## What the exercise asks:
Copy every line from the material below that holds "ZABIEROWSKI".

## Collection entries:
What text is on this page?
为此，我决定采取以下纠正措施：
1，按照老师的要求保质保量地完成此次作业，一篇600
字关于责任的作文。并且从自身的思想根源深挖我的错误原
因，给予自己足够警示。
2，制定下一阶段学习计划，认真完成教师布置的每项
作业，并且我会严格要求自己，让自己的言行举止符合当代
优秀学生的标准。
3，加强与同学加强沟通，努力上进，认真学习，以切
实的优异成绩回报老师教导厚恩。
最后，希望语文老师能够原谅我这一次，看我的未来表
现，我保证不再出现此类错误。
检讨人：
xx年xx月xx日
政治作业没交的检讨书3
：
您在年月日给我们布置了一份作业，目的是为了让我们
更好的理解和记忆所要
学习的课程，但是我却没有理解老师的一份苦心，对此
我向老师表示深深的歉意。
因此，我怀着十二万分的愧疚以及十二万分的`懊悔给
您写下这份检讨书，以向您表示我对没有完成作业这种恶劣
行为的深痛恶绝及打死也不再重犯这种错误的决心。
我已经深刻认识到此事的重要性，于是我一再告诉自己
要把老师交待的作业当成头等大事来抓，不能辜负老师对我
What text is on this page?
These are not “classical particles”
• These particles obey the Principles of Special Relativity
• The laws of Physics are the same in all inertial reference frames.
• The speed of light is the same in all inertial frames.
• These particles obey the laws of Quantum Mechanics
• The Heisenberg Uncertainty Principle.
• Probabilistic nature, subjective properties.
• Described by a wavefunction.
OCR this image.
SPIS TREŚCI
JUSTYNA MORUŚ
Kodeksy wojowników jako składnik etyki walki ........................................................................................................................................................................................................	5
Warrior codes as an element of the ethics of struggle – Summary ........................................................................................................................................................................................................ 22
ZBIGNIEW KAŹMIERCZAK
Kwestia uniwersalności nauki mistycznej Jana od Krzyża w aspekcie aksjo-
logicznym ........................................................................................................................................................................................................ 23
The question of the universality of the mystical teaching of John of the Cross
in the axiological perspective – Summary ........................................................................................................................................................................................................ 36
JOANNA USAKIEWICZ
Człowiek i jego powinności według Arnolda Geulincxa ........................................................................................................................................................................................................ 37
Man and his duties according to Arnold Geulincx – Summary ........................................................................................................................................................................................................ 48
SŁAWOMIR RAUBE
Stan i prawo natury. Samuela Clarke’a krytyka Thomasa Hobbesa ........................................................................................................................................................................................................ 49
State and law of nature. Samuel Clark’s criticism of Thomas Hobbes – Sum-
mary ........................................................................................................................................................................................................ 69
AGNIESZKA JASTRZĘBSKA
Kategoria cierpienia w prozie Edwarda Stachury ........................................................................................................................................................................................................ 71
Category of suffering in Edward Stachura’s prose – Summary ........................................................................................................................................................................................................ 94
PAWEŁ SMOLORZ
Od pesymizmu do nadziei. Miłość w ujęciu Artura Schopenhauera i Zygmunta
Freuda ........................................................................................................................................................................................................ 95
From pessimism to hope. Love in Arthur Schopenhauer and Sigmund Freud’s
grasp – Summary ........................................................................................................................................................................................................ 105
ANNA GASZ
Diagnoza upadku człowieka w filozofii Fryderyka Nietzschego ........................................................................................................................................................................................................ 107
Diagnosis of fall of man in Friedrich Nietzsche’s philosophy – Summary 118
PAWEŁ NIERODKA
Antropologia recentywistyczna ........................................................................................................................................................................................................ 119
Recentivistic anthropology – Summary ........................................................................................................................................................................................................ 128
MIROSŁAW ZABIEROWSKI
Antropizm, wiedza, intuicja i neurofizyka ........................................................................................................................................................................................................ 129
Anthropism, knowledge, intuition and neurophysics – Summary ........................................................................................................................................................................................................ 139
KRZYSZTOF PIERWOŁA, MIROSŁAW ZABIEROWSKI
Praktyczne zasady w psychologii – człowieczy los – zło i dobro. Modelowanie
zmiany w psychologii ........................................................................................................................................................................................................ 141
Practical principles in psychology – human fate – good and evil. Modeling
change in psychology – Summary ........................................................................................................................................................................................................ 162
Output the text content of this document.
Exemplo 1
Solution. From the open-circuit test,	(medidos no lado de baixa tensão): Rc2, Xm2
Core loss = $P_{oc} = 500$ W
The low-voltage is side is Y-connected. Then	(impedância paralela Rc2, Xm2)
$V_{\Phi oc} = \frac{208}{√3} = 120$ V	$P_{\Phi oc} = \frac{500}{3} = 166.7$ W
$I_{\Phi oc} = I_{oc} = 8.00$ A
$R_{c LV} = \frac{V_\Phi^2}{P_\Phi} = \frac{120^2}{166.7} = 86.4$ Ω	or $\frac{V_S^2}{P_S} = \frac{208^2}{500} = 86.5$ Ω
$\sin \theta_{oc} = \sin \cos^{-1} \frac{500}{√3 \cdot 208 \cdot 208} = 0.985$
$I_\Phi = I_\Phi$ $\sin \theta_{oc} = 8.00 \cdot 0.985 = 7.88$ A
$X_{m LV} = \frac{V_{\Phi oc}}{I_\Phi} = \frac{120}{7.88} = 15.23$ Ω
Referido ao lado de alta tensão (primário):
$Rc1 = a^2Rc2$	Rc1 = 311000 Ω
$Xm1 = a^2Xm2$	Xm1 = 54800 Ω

## Answer to the exercise:
MIROSŁAW ZABIEROWSKI
KRZYSZTOF PIERWOŁA, MIROSŁAW ZABIEROWSKI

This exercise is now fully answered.